SET PROBLEM
Leave out the pictures and copy everything else below exactly.

RECORDS TO USE
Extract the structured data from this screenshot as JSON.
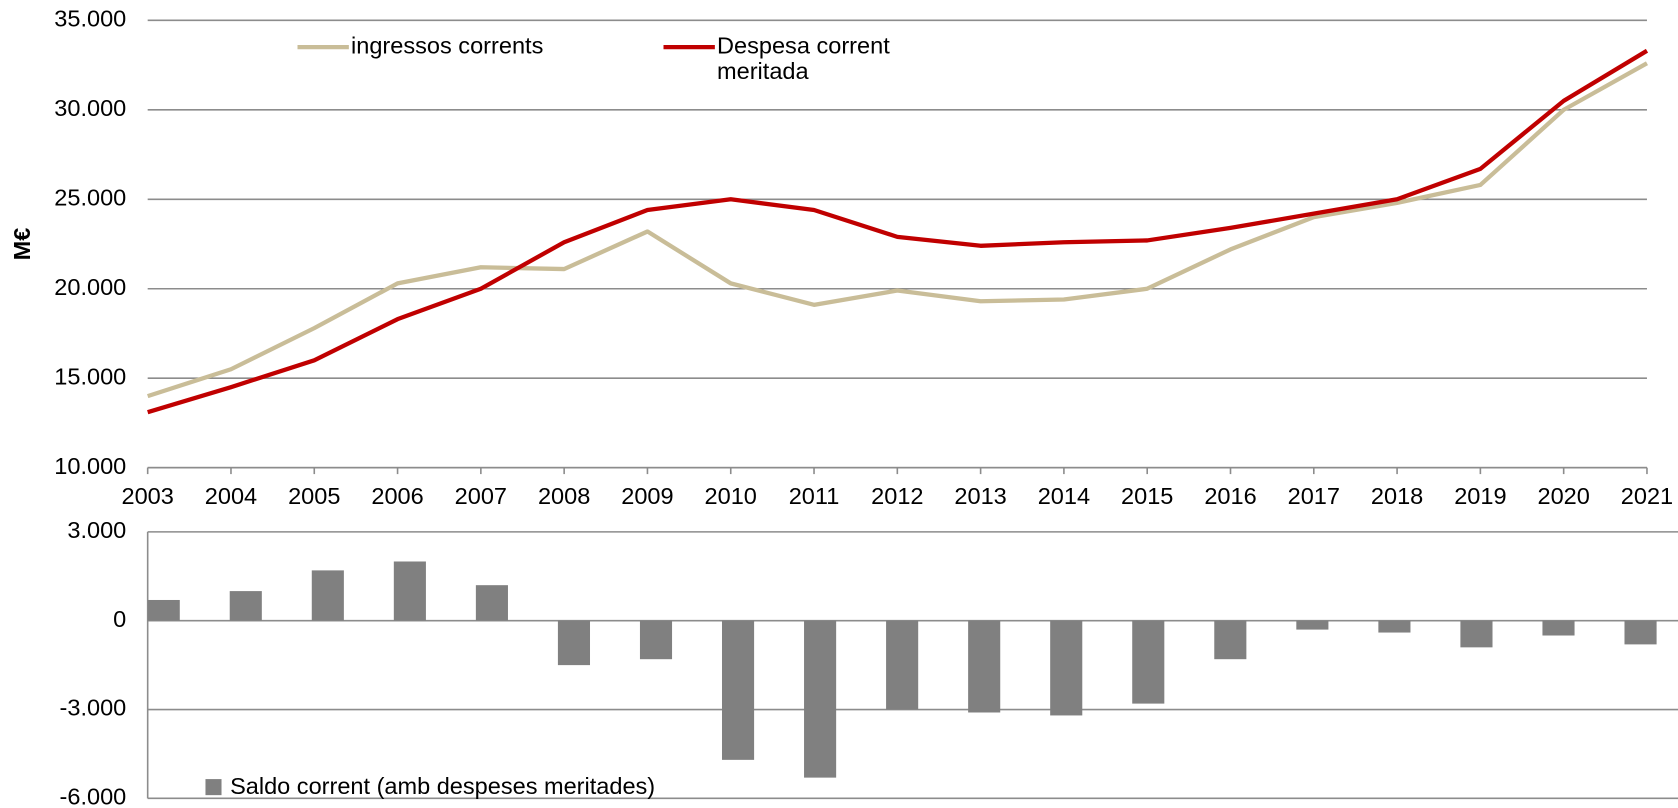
{
  "chart_data": [
    {
      "type": "line",
      "y_label": "M€",
      "categories": [
        "2003",
        "2004",
        "2005",
        "2006",
        "2007",
        "2008",
        "2009",
        "2010",
        "2011",
        "2012",
        "2013",
        "2014",
        "2015",
        "2016",
        "2017",
        "2018",
        "2019",
        "2020",
        "2021"
      ],
      "series": [
        {
          "name": "ingressos corrents",
          "color": "#c9bd98",
          "values": [
            14000,
            15500,
            17800,
            20300,
            21200,
            21100,
            23200,
            20300,
            19100,
            19900,
            19300,
            19400,
            20000,
            22200,
            24000,
            24800,
            25800,
            30000,
            32600
          ]
        },
        {
          "name": "Despesa corrent meritada",
          "color": "#c00000",
          "values": [
            13100,
            14500,
            16000,
            18300,
            20000,
            22600,
            24400,
            25000,
            24400,
            22900,
            22400,
            22600,
            22700,
            23400,
            24200,
            25000,
            26700,
            30500,
            33300
          ]
        }
      ],
      "ylim": [
        10000,
        35000
      ],
      "yticks": [
        {
          "value": 10000,
          "label": "10.000"
        },
        {
          "value": 15000,
          "label": "15.000"
        },
        {
          "value": 20000,
          "label": "20.000"
        },
        {
          "value": 25000,
          "label": "25.000"
        },
        {
          "value": 30000,
          "label": "30.000"
        },
        {
          "value": 35000,
          "label": "35.000"
        }
      ],
      "grid": true
    },
    {
      "type": "bar",
      "series": [
        {
          "name": "Saldo corrent (amb despeses meritades)",
          "color": "#808080",
          "values": [
            700,
            1000,
            1700,
            2000,
            1200,
            -1500,
            -1300,
            -4700,
            -5300,
            -3000,
            -3100,
            -3200,
            -2800,
            -1300,
            -300,
            -400,
            -900,
            -500,
            -800
          ]
        }
      ],
      "ylim": [
        -6000,
        3000
      ],
      "yticks": [
        {
          "value": -6000,
          "label": "-6.000"
        },
        {
          "value": -3000,
          "label": "-3.000"
        },
        0,
        {
          "value": 3000,
          "label": "3.000"
        }
      ],
      "grid": true
    }
  ]
}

THE SOLUTION
Extract the structured data from this screenshot as JSON.
{
  "chart_data": [
    {
      "type": "line",
      "y_label": "M€",
      "categories": [
        "2003",
        "2004",
        "2005",
        "2006",
        "2007",
        "2008",
        "2009",
        "2010",
        "2011",
        "2012",
        "2013",
        "2014",
        "2015",
        "2016",
        "2017",
        "2018",
        "2019",
        "2020",
        "2021"
      ],
      "series": [
        {
          "name": "ingressos corrents",
          "color": "#c9bd98",
          "values": [
            14000,
            15500,
            17800,
            20300,
            21200,
            21100,
            23200,
            20300,
            19100,
            19900,
            19300,
            19400,
            20000,
            22200,
            24000,
            24800,
            25800,
            30000,
            32600
          ]
        },
        {
          "name": "Despesa corrent meritada",
          "color": "#c00000",
          "values": [
            13100,
            14500,
            16000,
            18300,
            20000,
            22600,
            24400,
            25000,
            24400,
            22900,
            22400,
            22600,
            22700,
            23400,
            24200,
            25000,
            26700,
            30500,
            33300
          ]
        }
      ],
      "ylim": [
        10000,
        35000
      ],
      "yticks": [
        {
          "value": 10000,
          "label": "10.000"
        },
        {
          "value": 15000,
          "label": "15.000"
        },
        {
          "value": 20000,
          "label": "20.000"
        },
        {
          "value": 25000,
          "label": "25.000"
        },
        {
          "value": 30000,
          "label": "30.000"
        },
        {
          "value": 35000,
          "label": "35.000"
        }
      ],
      "grid": true
    },
    {
      "type": "bar",
      "series": [
        {
          "name": "Saldo corrent (amb despeses meritades)",
          "color": "#808080",
          "values": [
            700,
            1000,
            1700,
            2000,
            1200,
            -1500,
            -1300,
            -4700,
            -5300,
            -3000,
            -3100,
            -3200,
            -2800,
            -1300,
            -300,
            -400,
            -900,
            -500,
            -800
          ]
        }
      ],
      "ylim": [
        -6000,
        3000
      ],
      "yticks": [
        {
          "value": -6000,
          "label": "-6.000"
        },
        {
          "value": -3000,
          "label": "-3.000"
        },
        0,
        {
          "value": 3000,
          "label": "3.000"
        }
      ],
      "grid": true
    }
  ]
}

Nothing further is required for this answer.